• Directions for this task: Among the entries below, find the lines with "listing" and copy them.

::: Records shown

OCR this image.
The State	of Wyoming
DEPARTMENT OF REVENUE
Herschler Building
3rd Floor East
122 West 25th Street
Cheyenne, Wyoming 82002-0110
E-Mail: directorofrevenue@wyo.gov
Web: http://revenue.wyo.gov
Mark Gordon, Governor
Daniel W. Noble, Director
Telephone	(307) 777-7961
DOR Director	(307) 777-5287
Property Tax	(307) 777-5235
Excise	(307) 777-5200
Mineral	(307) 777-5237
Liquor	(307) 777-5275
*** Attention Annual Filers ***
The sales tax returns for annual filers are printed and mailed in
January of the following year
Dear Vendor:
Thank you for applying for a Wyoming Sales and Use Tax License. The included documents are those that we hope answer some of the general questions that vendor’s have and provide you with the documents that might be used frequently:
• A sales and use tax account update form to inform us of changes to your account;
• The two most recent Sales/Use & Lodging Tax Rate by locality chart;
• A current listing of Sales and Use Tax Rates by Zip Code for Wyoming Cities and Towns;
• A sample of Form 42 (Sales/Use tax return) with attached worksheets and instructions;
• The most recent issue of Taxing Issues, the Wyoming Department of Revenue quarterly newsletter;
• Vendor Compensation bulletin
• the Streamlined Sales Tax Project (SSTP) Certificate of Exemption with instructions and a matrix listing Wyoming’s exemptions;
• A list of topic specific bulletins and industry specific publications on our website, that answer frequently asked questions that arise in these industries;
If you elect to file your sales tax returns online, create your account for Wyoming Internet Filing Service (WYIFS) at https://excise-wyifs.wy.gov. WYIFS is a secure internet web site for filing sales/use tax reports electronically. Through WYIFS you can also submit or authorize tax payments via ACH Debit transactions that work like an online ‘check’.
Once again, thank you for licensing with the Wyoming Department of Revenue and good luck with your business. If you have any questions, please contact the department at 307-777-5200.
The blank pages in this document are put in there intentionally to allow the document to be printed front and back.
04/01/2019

::::::

• Response below:
• A current listing of Sales and Use Tax Rates by Zip Code for Wyoming Cities and Towns;
• the Streamlined Sales Tax Project (SSTP) Certificate of Exemption with instructions and a matrix listing Wyoming’s exemptions;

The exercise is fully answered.